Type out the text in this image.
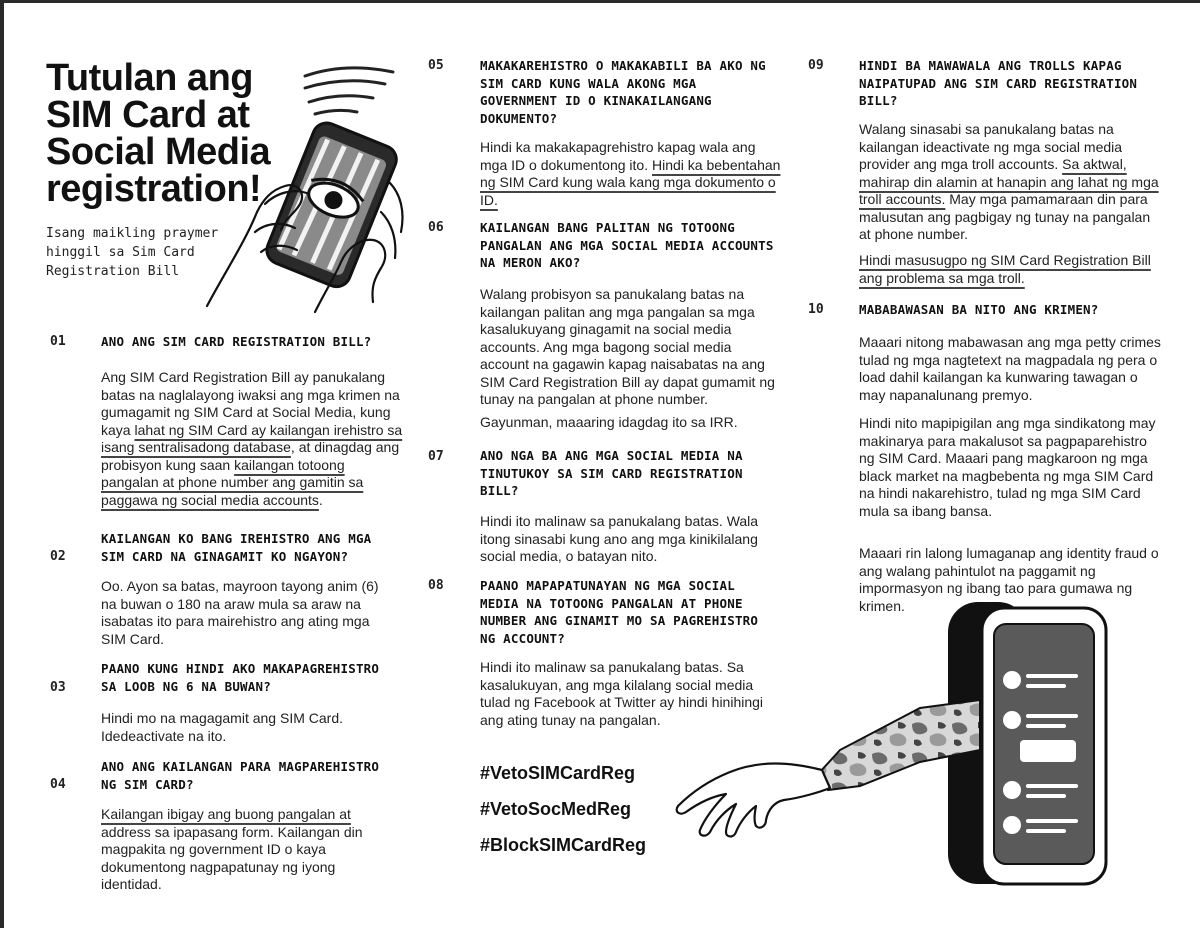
Tutulan ang SIM Card at Social Media registration!

Isang maikling praymer hinggil sa Sim Card Registration Bill

01	ANO ANG SIM CARD REGISTRATION BILL?

Ang SIM Card Registration Bill ay panukalang batas na naglalayong iwaksi ang mga krimen na gumagamit ng SIM Card at Social Media, kung kaya lahat ng SIM Card ay kailangan irehistro sa isang sentralisadong database, at dinagdag ang probisyon kung saan kailangan totoong pangalan at phone number ang gamitin sa paggawa ng social media accounts.

02
KAILANGAN KO BANG IREHISTRO ANG MGA SIM CARD NA GINAGAMIT KO NGAYON?

Oo. Ayon sa batas, mayroon tayong anim (6) na buwan o 180 na araw mula sa araw na isabatas ito para mairehistro ang ating mga SIM Card.

03
PAANO KUNG HINDI AKO MAKAPAGREHISTRO SA LOOB NG 6 NA BUWAN?

Hindi mo na magagamit ang SIM Card. Idedeactivate na ito.

04
ANO ANG KAILANGAN PARA MAGPAREHISTRO NG SIM CARD?

Kailangan ibigay ang buong pangalan at address sa ipapasang form. Kailangan din magpakita ng government ID o kaya dokumentong nagpapatunay ng iyong identidad.

05	MAKAKAREHISTRO O MAKAKABILI BA AKO NG SIM CARD KUNG WALA AKONG MGA GOVERNMENT ID O KINAKAILANGANG DOKUMENTO?

Hindi ka makakapagrehistro kapag wala ang mga ID o dokumentong ito. Hindi ka bebentahan ng SIM Card kung wala kang mga dokumento o ID.

06	KAILANGAN BANG PALITAN NG TOTOONG PANGALAN ANG MGA SOCIAL MEDIA ACCOUNTS NA MERON AKO?

Walang probisyon sa panukalang batas na kailangan palitan ang mga pangalan sa mga kasalukuyang ginagamit na social media accounts. Ang mga bagong social media account na gagawin kapag naisabatas na ang SIM Card Registration Bill ay dapat gumamit ng tunay na pangalan at phone number.

Gayunman, maaaring idagdag ito sa IRR.

07	ANO NGA BA ANG MGA SOCIAL MEDIA NA TINUTUKOY SA SIM CARD REGISTRATION BILL?

Hindi ito malinaw sa panukalang batas. Wala itong sinasabi kung ano ang mga kinikilalang social media, o batayan nito.

08	PAANO MAPAPATUNAYAN NG MGA SOCIAL MEDIA NA TOTOONG PANGALAN AT PHONE NUMBER ANG GINAMIT MO SA PAGREHISTRO NG ACCOUNT?

Hindi ito malinaw sa panukalang batas. Sa kasalukuyan, ang mga kilalang social media tulad ng Facebook at Twitter ay hindi hinihingi ang ating tunay na pangalan.

#VetoSIMCardReg
#VetoSocMedReg
#BlockSIMCardReg
09	HINDI BA MAWAWALA ANG TROLLS KAPAG NAIPATUPAD ANG SIM CARD REGISTRATION BILL?

Walang sinasabi sa panukalang batas na kailangan ideactivate ng mga social media provider ang mga troll accounts. Sa aktwal, mahirap din alamin at hanapin ang lahat ng mga troll accounts. May mga pamamaraan din para malusutan ang pagbigay ng tunay na pangalan at phone number.

Hindi masusugpo ng SIM Card Registration Bill ang problema sa mga troll.

10	MABABAWASAN BA NITO ANG KRIMEN?

Maaari nitong mabawasan ang mga petty crimes tulad ng mga nagtetext na magpadala ng pera o load dahil kailangan ka kunwaring tawagan o may napanalunang premyo.

Hindi nito mapipigilan ang mga sindikatong may makinarya para makalusot sa pagpaparehistro ng SIM Card. Maaari pang magkaroon ng mga black market na magbebenta ng mga SIM Card na hindi nakarehistro, tulad ng mga SIM Card mula sa ibang bansa.

Maaari rin lalong lumaganap ang identity fraud o ang walang pahintulot na paggamit ng impormasyon ng ibang tao para gumawa ng krimen.
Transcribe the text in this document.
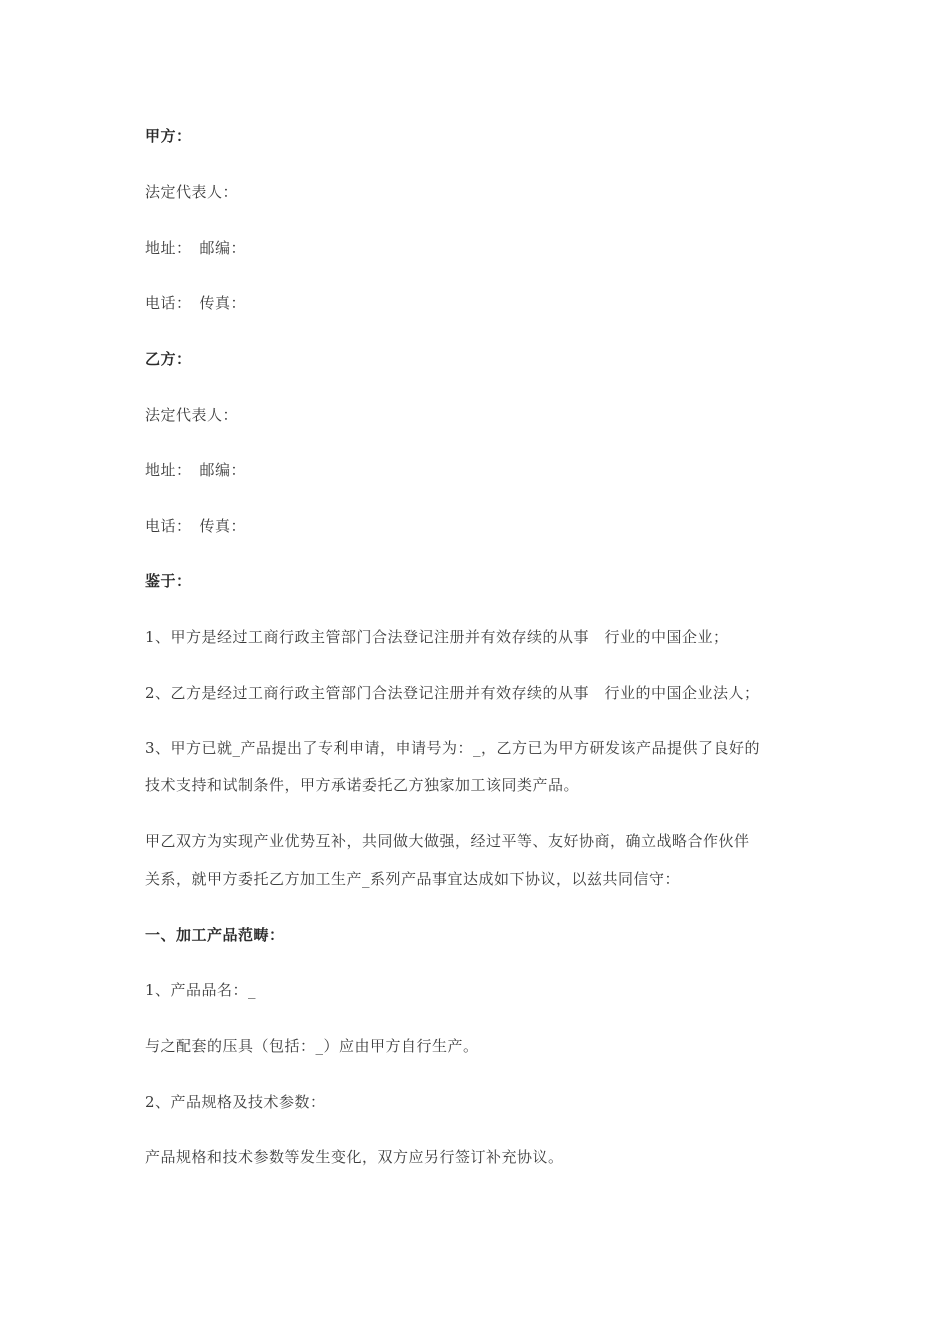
甲方：
法定代表人：
地址：　邮编：
电话：　传真：
乙方：
法定代表人：
地址：　邮编：
电话：　传真：
鉴于：
1、甲方是经过工商行政主管部门合法登记注册并有效存续的从事　行业的中国企业；
2、乙方是经过工商行政主管部门合法登记注册并有效存续的从事　行业的中国企业法人；
3、甲方已就_产品提出了专利申请，申请号为：_，乙方已为甲方研发该产品提供了良好的
技术支持和试制条件，甲方承诺委托乙方独家加工该同类产品。
甲乙双方为实现产业优势互补，共同做大做强，经过平等、友好协商，确立战略合作伙伴
关系，就甲方委托乙方加工生产_系列产品事宜达成如下协议，以兹共同信守：
一、加工产品范畴：
1、产品品名：_
与之配套的压具（包括：_）应由甲方自行生产。
2、产品规格及技术参数：
产品规格和技术参数等发生变化，双方应另行签订补充协议。
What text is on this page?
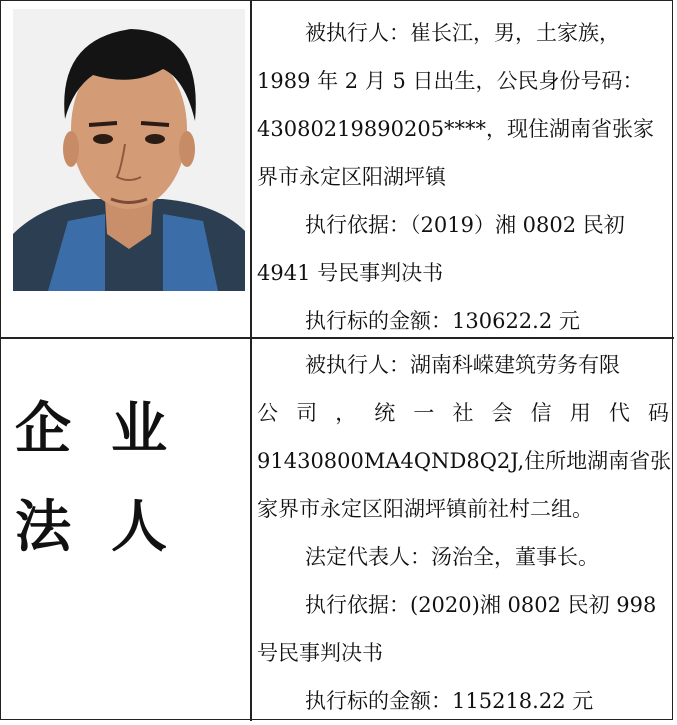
被执行人：崔长江，男，土家族，
1989 年 2 月 5 日出生，公民身份号码：
43080219890205****，现住湖南省张家
界市永定区阳湖坪镇
执行依据：（2019）湘 0802 民初
4941 号民事判决书
执行标的金额：130622.2 元
企业
法人
被执行人：湖南科嵘建筑劳务有限
公 司 ， 统 一 社 会 信 用 代 码
91430800MA4QND8Q2J,住所地湖南省张
家界市永定区阳湖坪镇前社村二组。
法定代表人：汤治全，董事长。
执行依据：(2020)湘 0802 民初 998
号民事判决书
执行标的金额：115218.22 元
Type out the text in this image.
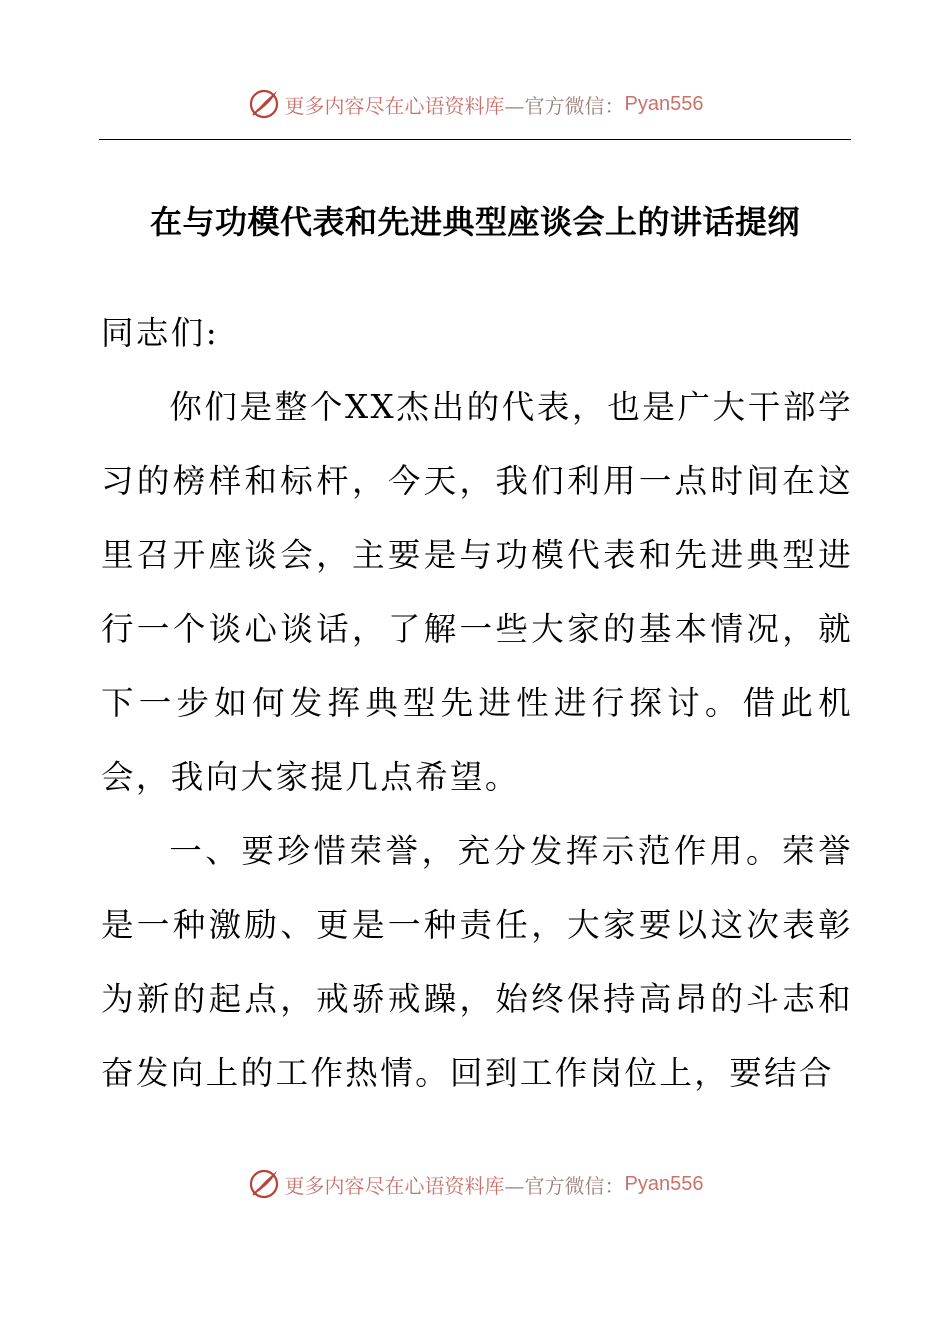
更多内容尽在心语资料库 —官方微信： Pyan556
在与功模代表和先进典型座谈会上的讲话提纲

同志们:

你们是整个XX杰出的代表，也是广大干部学习的榜样和标杆，今天，我们利用一点时间在这里召开座谈会，主要是与功模代表和先进典型进行一个谈心谈话，了解一些大家的基本情况，就下一步如何发挥典型先进性进行探讨。借此机会，我向大家提几点希望。

一、要珍惜荣誉，充分发挥示范作用。荣誉是一种激励、更是一种责任，大家要以这次表彰为新的起点，戒骄戒躁，始终保持高昂的斗志和奋发向上的工作热情。回到工作岗位上，要结合

更多内容尽在心语资料库 —官方微信： Pyan556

- [STATED TASK] Filter the records above for "this" and copy every matching line.

- [TASK ANSWER]
Type out the text in this image.
Transcribe the text in this document.
What text is on this page?
Type out the text in this image.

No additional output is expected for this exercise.